──────── Input records

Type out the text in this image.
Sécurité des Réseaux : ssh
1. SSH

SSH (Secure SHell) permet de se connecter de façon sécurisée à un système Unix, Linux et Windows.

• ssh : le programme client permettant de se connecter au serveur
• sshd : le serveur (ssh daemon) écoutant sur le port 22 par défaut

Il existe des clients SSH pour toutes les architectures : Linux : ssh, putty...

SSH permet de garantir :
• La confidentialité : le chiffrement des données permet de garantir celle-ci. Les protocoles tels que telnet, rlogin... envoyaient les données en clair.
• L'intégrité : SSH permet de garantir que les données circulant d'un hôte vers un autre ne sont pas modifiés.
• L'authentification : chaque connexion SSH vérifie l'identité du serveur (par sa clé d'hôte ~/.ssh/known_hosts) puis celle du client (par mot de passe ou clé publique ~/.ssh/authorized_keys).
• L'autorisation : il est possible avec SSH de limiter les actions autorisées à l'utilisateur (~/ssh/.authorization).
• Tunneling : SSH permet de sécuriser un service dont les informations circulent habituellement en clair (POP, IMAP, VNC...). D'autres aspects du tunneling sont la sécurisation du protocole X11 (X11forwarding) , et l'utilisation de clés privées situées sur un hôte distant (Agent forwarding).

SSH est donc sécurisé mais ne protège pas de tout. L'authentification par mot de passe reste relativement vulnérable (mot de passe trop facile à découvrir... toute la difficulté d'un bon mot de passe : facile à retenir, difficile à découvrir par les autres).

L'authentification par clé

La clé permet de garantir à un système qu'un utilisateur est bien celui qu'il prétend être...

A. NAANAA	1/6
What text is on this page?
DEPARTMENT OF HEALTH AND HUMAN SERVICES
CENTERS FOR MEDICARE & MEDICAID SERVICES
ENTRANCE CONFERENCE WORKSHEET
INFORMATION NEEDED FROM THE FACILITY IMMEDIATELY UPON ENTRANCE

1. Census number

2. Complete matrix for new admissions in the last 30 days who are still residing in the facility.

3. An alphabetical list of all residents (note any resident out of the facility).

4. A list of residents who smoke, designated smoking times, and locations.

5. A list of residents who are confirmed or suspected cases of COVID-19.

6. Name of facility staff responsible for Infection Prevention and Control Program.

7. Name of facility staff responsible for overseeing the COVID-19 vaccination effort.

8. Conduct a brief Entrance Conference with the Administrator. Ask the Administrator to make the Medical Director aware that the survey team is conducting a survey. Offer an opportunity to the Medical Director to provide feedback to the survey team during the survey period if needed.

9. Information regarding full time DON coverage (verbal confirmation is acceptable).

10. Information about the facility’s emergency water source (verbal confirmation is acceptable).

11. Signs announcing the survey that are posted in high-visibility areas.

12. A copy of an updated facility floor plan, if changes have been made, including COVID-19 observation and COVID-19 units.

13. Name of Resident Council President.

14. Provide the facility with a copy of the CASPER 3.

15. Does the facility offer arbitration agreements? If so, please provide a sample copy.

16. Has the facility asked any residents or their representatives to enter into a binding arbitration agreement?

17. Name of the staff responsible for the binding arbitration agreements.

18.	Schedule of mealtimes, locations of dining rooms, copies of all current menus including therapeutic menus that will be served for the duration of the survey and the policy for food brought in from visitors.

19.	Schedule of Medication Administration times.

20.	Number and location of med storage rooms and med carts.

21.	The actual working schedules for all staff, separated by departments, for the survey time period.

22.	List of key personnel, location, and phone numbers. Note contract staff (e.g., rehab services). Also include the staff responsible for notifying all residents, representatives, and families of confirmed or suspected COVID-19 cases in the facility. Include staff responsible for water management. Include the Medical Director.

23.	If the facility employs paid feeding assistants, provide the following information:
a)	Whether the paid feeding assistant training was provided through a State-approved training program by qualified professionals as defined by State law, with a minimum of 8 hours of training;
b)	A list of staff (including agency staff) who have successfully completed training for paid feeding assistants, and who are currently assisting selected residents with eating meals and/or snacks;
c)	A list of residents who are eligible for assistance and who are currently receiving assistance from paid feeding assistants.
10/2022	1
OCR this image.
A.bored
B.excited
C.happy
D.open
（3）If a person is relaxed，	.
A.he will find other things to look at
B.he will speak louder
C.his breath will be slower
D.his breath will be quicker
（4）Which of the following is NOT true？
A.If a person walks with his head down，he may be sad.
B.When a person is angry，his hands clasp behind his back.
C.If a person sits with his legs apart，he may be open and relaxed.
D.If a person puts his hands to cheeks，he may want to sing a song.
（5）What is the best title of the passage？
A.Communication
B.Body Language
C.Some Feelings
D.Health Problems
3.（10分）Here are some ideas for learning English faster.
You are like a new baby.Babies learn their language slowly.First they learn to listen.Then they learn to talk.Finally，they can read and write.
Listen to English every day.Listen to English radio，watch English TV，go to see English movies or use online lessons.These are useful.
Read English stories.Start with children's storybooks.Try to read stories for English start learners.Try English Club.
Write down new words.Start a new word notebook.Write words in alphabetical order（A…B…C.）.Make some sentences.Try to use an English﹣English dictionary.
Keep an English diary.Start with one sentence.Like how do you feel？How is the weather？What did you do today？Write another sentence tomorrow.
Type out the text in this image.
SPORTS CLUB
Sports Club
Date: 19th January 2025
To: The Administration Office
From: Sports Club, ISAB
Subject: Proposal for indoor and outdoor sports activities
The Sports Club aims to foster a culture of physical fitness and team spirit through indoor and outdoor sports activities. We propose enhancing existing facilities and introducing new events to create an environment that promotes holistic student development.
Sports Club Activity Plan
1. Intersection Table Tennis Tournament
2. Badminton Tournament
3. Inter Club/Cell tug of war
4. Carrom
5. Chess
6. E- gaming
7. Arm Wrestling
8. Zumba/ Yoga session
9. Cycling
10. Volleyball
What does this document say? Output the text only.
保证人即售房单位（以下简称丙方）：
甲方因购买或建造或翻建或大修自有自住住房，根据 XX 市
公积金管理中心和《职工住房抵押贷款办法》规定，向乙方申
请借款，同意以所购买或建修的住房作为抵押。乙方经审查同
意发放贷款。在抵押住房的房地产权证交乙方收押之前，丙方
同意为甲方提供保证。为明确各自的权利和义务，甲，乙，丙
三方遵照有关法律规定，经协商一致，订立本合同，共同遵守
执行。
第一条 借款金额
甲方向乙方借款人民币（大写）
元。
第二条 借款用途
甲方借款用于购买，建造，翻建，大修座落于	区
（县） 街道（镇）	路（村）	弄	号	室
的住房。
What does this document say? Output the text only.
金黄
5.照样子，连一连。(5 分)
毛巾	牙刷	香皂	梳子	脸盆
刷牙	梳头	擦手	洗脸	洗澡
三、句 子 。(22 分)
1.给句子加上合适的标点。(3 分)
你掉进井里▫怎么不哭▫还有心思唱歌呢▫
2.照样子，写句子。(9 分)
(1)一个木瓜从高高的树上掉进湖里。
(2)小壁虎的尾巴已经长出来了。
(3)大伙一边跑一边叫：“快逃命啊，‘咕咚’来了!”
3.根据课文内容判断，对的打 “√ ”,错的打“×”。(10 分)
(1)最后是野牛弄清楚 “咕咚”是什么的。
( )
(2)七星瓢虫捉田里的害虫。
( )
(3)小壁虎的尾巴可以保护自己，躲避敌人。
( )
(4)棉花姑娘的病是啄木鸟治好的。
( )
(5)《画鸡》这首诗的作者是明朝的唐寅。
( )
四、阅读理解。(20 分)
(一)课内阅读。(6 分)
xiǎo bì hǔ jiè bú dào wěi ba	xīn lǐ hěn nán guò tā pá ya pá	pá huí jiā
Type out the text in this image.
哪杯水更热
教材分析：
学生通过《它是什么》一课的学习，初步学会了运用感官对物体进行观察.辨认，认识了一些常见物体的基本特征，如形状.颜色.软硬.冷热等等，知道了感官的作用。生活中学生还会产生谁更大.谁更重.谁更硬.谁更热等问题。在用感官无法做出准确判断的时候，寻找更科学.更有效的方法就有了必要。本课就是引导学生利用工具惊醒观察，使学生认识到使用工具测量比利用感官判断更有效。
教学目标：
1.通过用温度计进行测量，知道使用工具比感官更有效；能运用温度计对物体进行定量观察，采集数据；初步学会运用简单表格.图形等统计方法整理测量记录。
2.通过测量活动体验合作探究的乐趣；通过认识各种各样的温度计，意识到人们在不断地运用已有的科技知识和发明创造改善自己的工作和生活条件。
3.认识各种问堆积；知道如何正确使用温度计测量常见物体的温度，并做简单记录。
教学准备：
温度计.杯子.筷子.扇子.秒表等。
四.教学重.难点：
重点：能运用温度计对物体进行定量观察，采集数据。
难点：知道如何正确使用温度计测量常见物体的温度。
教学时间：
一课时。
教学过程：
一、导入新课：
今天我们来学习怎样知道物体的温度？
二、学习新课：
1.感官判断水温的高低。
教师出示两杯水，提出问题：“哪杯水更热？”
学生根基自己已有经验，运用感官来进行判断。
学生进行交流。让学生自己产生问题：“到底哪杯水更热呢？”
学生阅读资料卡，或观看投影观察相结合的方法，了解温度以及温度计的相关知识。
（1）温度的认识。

────────────────

**Goal:** Provide the count, and nothing else, of lines in the data above where the word "clair" occurs.

**Result:** 2